▸ Information shown:
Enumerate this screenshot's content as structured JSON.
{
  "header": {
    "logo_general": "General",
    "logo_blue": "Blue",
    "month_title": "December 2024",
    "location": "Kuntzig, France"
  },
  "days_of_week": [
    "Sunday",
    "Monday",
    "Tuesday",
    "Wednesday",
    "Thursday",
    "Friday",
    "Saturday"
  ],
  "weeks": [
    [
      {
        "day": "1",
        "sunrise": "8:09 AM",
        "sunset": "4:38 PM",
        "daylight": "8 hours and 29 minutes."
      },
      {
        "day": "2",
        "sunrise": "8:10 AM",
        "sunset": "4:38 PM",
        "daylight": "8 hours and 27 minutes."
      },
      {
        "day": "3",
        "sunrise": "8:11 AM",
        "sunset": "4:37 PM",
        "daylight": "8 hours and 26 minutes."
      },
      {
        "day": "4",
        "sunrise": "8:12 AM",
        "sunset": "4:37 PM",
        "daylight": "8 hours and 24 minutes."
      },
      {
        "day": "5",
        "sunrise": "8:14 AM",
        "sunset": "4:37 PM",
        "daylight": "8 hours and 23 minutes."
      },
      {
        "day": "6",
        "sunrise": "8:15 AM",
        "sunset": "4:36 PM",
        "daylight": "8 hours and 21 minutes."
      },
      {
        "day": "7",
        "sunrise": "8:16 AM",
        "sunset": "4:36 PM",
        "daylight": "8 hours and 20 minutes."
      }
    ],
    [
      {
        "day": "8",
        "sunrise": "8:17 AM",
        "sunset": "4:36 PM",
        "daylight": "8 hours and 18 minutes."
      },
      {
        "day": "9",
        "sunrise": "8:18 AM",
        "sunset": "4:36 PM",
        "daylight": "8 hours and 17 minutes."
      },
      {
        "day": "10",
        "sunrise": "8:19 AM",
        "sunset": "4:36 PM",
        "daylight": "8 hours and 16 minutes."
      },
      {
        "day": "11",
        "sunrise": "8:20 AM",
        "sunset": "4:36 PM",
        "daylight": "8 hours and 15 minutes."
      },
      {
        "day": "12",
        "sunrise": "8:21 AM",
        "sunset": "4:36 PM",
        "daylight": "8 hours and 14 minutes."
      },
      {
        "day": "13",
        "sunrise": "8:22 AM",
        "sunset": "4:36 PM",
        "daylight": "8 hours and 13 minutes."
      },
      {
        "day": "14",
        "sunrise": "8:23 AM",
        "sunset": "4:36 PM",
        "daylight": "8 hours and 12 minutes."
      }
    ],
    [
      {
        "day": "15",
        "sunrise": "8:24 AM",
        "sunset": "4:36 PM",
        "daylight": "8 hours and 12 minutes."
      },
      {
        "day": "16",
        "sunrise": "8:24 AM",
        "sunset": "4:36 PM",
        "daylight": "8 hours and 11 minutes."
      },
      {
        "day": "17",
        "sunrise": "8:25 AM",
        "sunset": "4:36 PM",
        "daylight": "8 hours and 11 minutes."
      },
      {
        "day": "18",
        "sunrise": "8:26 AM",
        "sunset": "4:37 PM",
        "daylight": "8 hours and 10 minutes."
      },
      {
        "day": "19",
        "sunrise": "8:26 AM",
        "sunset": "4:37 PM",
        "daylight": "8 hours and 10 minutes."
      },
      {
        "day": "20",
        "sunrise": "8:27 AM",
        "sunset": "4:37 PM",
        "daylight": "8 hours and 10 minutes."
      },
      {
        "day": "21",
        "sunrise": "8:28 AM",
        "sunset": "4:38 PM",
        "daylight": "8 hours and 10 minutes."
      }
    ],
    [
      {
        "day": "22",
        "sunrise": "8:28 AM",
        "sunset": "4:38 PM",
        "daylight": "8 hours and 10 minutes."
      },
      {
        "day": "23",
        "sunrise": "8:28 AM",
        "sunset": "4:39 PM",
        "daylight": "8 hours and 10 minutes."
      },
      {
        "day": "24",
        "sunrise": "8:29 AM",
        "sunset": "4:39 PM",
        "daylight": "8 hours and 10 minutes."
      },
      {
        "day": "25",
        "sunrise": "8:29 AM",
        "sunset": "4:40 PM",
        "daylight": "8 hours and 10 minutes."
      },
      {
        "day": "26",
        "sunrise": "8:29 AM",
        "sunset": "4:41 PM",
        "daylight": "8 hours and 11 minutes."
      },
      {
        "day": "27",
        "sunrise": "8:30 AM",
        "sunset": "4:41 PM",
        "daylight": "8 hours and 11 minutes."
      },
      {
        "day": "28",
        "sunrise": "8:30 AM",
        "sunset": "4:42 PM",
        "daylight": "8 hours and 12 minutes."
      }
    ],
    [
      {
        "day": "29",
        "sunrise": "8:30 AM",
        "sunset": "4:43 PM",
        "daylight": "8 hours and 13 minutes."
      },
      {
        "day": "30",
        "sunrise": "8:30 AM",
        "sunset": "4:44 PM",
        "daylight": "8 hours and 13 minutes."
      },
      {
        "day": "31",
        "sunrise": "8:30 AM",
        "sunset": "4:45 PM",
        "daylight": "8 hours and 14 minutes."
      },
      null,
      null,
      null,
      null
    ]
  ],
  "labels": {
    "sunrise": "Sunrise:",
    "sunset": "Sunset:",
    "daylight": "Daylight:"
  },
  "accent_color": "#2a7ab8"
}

▸ What is needed: Extract the full listing and reproduce each line exactly.

▸ Expected answer:
Enumerate this screenshot's content as structured JSON.
{
  "header": {
    "logo_general": "General",
    "logo_blue": "Blue",
    "month_title": "December 2024",
    "location": "Kuntzig, France"
  },
  "days_of_week": [
    "Sunday",
    "Monday",
    "Tuesday",
    "Wednesday",
    "Thursday",
    "Friday",
    "Saturday"
  ],
  "weeks": [
    [
      {
        "day": "1",
        "sunrise": "8:09 AM",
        "sunset": "4:38 PM",
        "daylight": "8 hours and 29 minutes."
      },
      {
        "day": "2",
        "sunrise": "8:10 AM",
        "sunset": "4:38 PM",
        "daylight": "8 hours and 27 minutes."
      },
      {
        "day": "3",
        "sunrise": "8:11 AM",
        "sunset": "4:37 PM",
        "daylight": "8 hours and 26 minutes."
      },
      {
        "day": "4",
        "sunrise": "8:12 AM",
        "sunset": "4:37 PM",
        "daylight": "8 hours and 24 minutes."
      },
      {
        "day": "5",
        "sunrise": "8:14 AM",
        "sunset": "4:37 PM",
        "daylight": "8 hours and 23 minutes."
      },
      {
        "day": "6",
        "sunrise": "8:15 AM",
        "sunset": "4:36 PM",
        "daylight": "8 hours and 21 minutes."
      },
      {
        "day": "7",
        "sunrise": "8:16 AM",
        "sunset": "4:36 PM",
        "daylight": "8 hours and 20 minutes."
      }
    ],
    [
      {
        "day": "8",
        "sunrise": "8:17 AM",
        "sunset": "4:36 PM",
        "daylight": "8 hours and 18 minutes."
      },
      {
        "day": "9",
        "sunrise": "8:18 AM",
        "sunset": "4:36 PM",
        "daylight": "8 hours and 17 minutes."
      },
      {
        "day": "10",
        "sunrise": "8:19 AM",
        "sunset": "4:36 PM",
        "daylight": "8 hours and 16 minutes."
      },
      {
        "day": "11",
        "sunrise": "8:20 AM",
        "sunset": "4:36 PM",
        "daylight": "8 hours and 15 minutes."
      },
      {
        "day": "12",
        "sunrise": "8:21 AM",
        "sunset": "4:36 PM",
        "daylight": "8 hours and 14 minutes."
      },
      {
        "day": "13",
        "sunrise": "8:22 AM",
        "sunset": "4:36 PM",
        "daylight": "8 hours and 13 minutes."
      },
      {
        "day": "14",
        "sunrise": "8:23 AM",
        "sunset": "4:36 PM",
        "daylight": "8 hours and 12 minutes."
      }
    ],
    [
      {
        "day": "15",
        "sunrise": "8:24 AM",
        "sunset": "4:36 PM",
        "daylight": "8 hours and 12 minutes."
      },
      {
        "day": "16",
        "sunrise": "8:24 AM",
        "sunset": "4:36 PM",
        "daylight": "8 hours and 11 minutes."
      },
      {
        "day": "17",
        "sunrise": "8:25 AM",
        "sunset": "4:36 PM",
        "daylight": "8 hours and 11 minutes."
      },
      {
        "day": "18",
        "sunrise": "8:26 AM",
        "sunset": "4:37 PM",
        "daylight": "8 hours and 10 minutes."
      },
      {
        "day": "19",
        "sunrise": "8:26 AM",
        "sunset": "4:37 PM",
        "daylight": "8 hours and 10 minutes."
      },
      {
        "day": "20",
        "sunrise": "8:27 AM",
        "sunset": "4:37 PM",
        "daylight": "8 hours and 10 minutes."
      },
      {
        "day": "21",
        "sunrise": "8:28 AM",
        "sunset": "4:38 PM",
        "daylight": "8 hours and 10 minutes."
      }
    ],
    [
      {
        "day": "22",
        "sunrise": "8:28 AM",
        "sunset": "4:38 PM",
        "daylight": "8 hours and 10 minutes."
      },
      {
        "day": "23",
        "sunrise": "8:28 AM",
        "sunset": "4:39 PM",
        "daylight": "8 hours and 10 minutes."
      },
      {
        "day": "24",
        "sunrise": "8:29 AM",
        "sunset": "4:39 PM",
        "daylight": "8 hours and 10 minutes."
      },
      {
        "day": "25",
        "sunrise": "8:29 AM",
        "sunset": "4:40 PM",
        "daylight": "8 hours and 10 minutes."
      },
      {
        "day": "26",
        "sunrise": "8:29 AM",
        "sunset": "4:41 PM",
        "daylight": "8 hours and 11 minutes."
      },
      {
        "day": "27",
        "sunrise": "8:30 AM",
        "sunset": "4:41 PM",
        "daylight": "8 hours and 11 minutes."
      },
      {
        "day": "28",
        "sunrise": "8:30 AM",
        "sunset": "4:42 PM",
        "daylight": "8 hours and 12 minutes."
      }
    ],
    [
      {
        "day": "29",
        "sunrise": "8:30 AM",
        "sunset": "4:43 PM",
        "daylight": "8 hours and 13 minutes."
      },
      {
        "day": "30",
        "sunrise": "8:30 AM",
        "sunset": "4:44 PM",
        "daylight": "8 hours and 13 minutes."
      },
      {
        "day": "31",
        "sunrise": "8:30 AM",
        "sunset": "4:45 PM",
        "daylight": "8 hours and 14 minutes."
      },
      null,
      null,
      null,
      null
    ]
  ],
  "labels": {
    "sunrise": "Sunrise:",
    "sunset": "Sunset:",
    "daylight": "Daylight:"
  },
  "accent_color": "#2a7ab8"
}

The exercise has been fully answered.